▶ STATED PROBLEM:
Gather up every line that includes the string "Agenda".

▶ RECORDS FOR THIS TASK:
▼▼▼
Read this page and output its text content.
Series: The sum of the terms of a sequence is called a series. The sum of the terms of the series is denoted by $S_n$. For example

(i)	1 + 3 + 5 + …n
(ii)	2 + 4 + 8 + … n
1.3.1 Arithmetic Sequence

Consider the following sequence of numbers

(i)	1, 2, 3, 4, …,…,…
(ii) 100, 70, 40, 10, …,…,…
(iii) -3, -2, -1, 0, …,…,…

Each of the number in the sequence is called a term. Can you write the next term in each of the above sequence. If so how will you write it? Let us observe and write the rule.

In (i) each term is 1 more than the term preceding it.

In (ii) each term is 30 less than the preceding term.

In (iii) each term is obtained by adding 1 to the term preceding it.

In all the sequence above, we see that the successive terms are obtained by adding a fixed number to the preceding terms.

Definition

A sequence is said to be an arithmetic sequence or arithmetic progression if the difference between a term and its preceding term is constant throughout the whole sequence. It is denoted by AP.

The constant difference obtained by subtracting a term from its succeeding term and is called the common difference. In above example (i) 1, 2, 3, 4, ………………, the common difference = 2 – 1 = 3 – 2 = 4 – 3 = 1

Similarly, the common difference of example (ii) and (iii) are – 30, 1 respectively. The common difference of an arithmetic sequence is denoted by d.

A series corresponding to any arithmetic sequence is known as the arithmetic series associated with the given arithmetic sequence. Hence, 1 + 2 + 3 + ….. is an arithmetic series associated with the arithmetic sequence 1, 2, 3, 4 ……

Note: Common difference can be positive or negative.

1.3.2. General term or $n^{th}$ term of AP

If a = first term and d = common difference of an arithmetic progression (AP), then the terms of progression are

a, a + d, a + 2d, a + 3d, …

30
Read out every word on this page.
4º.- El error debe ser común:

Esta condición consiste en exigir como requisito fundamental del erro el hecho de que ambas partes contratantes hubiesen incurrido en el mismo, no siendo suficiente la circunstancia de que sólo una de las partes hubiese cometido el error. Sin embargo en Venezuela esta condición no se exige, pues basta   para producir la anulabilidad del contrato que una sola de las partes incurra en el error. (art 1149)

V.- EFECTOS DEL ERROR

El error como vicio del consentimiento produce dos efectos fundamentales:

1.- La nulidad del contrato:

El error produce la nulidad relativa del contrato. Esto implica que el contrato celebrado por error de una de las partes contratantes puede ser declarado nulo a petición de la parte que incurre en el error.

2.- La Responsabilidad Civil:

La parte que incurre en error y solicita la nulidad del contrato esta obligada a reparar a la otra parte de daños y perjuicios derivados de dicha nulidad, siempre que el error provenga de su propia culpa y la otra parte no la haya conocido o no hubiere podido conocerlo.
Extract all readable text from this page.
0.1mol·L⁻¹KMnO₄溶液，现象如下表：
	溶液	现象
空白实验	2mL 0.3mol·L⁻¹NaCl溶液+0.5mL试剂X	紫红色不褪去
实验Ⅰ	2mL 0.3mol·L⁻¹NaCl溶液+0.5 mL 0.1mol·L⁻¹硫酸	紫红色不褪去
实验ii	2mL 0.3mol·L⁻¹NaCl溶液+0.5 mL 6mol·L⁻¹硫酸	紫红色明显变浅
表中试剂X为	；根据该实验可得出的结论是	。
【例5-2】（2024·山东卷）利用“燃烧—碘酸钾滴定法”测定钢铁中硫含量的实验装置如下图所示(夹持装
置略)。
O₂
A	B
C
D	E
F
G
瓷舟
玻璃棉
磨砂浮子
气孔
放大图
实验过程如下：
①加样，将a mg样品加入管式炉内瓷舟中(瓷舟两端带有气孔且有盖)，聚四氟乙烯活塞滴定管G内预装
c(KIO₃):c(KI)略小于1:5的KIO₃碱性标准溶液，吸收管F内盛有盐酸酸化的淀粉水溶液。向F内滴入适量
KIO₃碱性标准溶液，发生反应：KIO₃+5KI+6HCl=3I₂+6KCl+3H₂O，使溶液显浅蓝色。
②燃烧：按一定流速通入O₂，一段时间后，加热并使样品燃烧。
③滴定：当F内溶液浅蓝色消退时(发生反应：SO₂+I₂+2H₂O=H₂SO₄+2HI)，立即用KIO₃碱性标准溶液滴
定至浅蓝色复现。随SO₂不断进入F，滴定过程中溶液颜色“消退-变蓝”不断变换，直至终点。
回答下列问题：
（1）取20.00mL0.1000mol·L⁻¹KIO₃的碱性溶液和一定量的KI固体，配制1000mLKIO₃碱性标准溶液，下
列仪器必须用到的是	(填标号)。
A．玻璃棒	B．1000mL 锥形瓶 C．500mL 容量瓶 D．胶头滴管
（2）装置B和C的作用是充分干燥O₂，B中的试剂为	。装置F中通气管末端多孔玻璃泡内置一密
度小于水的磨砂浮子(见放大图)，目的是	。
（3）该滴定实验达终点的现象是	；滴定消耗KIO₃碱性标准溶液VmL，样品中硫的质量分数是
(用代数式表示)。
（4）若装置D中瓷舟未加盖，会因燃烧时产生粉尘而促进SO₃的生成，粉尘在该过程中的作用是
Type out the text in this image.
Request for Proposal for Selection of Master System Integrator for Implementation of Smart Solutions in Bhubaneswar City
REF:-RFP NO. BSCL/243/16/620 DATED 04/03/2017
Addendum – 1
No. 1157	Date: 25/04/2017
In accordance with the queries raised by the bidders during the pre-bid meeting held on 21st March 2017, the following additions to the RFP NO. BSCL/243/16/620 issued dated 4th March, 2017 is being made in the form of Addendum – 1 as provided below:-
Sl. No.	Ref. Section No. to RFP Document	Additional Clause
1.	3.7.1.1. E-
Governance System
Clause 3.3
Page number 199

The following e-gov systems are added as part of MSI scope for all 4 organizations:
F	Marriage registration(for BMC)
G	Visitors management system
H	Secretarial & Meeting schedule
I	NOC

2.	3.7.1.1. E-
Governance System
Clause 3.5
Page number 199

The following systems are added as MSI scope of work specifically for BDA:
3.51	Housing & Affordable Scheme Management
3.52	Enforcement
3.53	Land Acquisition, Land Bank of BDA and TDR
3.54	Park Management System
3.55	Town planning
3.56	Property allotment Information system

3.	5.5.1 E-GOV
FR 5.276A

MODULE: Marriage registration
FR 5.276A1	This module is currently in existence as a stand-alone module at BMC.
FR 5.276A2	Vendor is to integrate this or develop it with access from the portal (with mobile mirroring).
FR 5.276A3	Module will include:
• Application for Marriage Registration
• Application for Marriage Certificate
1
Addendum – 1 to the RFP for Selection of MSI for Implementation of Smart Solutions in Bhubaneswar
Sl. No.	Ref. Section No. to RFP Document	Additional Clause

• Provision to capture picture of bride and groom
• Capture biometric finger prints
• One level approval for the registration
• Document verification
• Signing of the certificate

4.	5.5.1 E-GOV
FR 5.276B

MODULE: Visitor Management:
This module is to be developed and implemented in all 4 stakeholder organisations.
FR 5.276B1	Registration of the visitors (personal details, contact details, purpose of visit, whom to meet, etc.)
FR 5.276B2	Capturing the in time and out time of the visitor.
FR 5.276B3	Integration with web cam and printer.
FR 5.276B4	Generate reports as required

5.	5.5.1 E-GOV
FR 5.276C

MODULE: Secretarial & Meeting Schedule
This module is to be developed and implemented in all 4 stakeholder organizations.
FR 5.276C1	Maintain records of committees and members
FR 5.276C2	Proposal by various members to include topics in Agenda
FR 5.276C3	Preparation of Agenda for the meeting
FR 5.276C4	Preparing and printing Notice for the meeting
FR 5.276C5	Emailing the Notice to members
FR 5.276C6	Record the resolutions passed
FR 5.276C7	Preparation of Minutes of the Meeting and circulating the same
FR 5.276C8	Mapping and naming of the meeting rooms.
▲▲▲
▶ SOLUTION TO THE PROBLEM:
FR 5.276C2	Proposal by various members to include topics in Agenda
FR 5.276C3	Preparation of Agenda for the meeting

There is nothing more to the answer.